"""

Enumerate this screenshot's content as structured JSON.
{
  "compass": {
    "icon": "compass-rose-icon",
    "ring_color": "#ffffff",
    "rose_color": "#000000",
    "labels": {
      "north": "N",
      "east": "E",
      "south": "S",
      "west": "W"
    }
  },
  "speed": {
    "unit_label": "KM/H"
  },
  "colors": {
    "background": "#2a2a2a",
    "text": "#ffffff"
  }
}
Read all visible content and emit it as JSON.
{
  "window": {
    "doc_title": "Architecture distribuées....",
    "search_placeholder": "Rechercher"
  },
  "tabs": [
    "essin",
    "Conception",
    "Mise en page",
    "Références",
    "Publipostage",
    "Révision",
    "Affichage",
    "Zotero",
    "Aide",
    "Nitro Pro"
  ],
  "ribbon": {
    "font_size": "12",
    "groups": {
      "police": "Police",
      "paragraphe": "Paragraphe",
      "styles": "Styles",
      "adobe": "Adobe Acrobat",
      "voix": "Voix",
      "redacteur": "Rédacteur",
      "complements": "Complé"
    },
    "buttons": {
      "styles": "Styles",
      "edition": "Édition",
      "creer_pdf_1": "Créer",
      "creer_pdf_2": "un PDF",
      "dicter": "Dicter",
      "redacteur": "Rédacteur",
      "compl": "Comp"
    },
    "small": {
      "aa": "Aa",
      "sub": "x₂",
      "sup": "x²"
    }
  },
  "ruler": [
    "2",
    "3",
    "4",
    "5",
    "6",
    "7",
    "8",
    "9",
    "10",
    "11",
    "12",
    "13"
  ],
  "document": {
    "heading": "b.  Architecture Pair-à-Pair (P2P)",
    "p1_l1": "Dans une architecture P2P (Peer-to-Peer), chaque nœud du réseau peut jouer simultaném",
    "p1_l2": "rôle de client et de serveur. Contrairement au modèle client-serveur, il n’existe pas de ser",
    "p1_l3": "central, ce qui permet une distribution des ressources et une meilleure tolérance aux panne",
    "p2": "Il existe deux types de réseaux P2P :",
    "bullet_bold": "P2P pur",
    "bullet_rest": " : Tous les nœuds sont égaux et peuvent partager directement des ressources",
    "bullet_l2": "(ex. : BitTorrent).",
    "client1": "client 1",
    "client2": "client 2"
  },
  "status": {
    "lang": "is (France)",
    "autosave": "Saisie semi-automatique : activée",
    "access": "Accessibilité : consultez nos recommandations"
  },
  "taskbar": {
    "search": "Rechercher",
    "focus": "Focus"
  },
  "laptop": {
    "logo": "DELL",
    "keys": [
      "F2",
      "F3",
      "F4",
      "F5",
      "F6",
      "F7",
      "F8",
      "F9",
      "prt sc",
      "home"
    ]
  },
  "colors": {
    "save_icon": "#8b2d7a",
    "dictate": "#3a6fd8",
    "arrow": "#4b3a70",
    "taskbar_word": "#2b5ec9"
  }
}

"""

— DIRECTIONS FOR THIS TASK —
Your task is to give the records above again, exactly.

— RESULT FOR THIS EXERCISE —
Enumerate this screenshot's content as structured JSON.
{
  "compass": {
    "icon": "compass-rose-icon",
    "ring_color": "#ffffff",
    "rose_color": "#000000",
    "labels": {
      "north": "N",
      "east": "E",
      "south": "S",
      "west": "W"
    }
  },
  "speed": {
    "unit_label": "KM/H"
  },
  "colors": {
    "background": "#2a2a2a",
    "text": "#ffffff"
  }
}
Read all visible content and emit it as JSON.
{
  "window": {
    "doc_title": "Architecture distribuées....",
    "search_placeholder": "Rechercher"
  },
  "tabs": [
    "essin",
    "Conception",
    "Mise en page",
    "Références",
    "Publipostage",
    "Révision",
    "Affichage",
    "Zotero",
    "Aide",
    "Nitro Pro"
  ],
  "ribbon": {
    "font_size": "12",
    "groups": {
      "police": "Police",
      "paragraphe": "Paragraphe",
      "styles": "Styles",
      "adobe": "Adobe Acrobat",
      "voix": "Voix",
      "redacteur": "Rédacteur",
      "complements": "Complé"
    },
    "buttons": {
      "styles": "Styles",
      "edition": "Édition",
      "creer_pdf_1": "Créer",
      "creer_pdf_2": "un PDF",
      "dicter": "Dicter",
      "redacteur": "Rédacteur",
      "compl": "Comp"
    },
    "small": {
      "aa": "Aa",
      "sub": "x₂",
      "sup": "x²"
    }
  },
  "ruler": [
    "2",
    "3",
    "4",
    "5",
    "6",
    "7",
    "8",
    "9",
    "10",
    "11",
    "12",
    "13"
  ],
  "document": {
    "heading": "b.  Architecture Pair-à-Pair (P2P)",
    "p1_l1": "Dans une architecture P2P (Peer-to-Peer), chaque nœud du réseau peut jouer simultaném",
    "p1_l2": "rôle de client et de serveur. Contrairement au modèle client-serveur, il n’existe pas de ser",
    "p1_l3": "central, ce qui permet une distribution des ressources et une meilleure tolérance aux panne",
    "p2": "Il existe deux types de réseaux P2P :",
    "bullet_bold": "P2P pur",
    "bullet_rest": " : Tous les nœuds sont égaux et peuvent partager directement des ressources",
    "bullet_l2": "(ex. : BitTorrent).",
    "client1": "client 1",
    "client2": "client 2"
  },
  "status": {
    "lang": "is (France)",
    "autosave": "Saisie semi-automatique : activée",
    "access": "Accessibilité : consultez nos recommandations"
  },
  "taskbar": {
    "search": "Rechercher",
    "focus": "Focus"
  },
  "laptop": {
    "logo": "DELL",
    "keys": [
      "F2",
      "F3",
      "F4",
      "F5",
      "F6",
      "F7",
      "F8",
      "F9",
      "prt sc",
      "home"
    ]
  },
  "colors": {
    "save_icon": "#8b2d7a",
    "dictate": "#3a6fd8",
    "arrow": "#4b3a70",
    "taskbar_word": "#2b5ec9"
  }
}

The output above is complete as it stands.